• RECORDS SHOWN
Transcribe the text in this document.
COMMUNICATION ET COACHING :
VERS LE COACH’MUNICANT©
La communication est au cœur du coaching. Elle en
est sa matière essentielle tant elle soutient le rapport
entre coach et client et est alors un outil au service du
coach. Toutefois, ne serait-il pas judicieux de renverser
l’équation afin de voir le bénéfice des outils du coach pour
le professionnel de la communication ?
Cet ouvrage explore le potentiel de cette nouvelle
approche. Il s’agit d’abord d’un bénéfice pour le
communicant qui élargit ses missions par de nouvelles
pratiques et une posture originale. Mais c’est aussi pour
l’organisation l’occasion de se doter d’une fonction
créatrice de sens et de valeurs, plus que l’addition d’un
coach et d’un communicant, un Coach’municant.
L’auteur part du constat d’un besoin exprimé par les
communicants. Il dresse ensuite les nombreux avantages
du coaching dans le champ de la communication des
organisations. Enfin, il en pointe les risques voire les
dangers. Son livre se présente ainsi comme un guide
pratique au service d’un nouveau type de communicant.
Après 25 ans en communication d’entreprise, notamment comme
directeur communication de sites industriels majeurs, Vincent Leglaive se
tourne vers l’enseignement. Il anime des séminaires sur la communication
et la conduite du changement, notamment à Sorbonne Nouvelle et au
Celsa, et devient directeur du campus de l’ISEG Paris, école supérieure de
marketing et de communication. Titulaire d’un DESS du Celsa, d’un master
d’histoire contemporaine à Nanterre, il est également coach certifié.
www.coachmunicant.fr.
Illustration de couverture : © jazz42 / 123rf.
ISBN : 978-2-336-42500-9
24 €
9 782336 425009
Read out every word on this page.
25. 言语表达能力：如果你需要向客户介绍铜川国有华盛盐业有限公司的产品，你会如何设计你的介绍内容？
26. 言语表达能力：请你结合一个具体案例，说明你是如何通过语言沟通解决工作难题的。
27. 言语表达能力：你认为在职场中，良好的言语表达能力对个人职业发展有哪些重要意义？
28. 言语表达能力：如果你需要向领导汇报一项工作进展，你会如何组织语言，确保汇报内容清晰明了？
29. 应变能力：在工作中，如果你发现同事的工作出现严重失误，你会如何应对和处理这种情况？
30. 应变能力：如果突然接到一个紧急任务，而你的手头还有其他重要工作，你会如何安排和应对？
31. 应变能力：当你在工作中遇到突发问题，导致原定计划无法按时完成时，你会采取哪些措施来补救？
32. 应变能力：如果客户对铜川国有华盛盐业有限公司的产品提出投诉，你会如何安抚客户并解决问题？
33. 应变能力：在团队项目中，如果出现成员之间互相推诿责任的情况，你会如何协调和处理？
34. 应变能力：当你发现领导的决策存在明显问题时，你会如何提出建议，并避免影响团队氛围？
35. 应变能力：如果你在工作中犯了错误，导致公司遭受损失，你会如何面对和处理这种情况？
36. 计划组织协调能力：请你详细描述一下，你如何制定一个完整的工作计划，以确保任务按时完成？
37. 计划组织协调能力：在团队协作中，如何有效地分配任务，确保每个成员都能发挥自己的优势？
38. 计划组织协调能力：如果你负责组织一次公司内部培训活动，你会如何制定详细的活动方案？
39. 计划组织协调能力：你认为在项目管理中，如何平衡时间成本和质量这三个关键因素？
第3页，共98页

• OBJECTIVE
Your answer should be a single number: the count of lines holding the word "计划组织协调能力".

• OUTPUT OF THE EXERCISE
4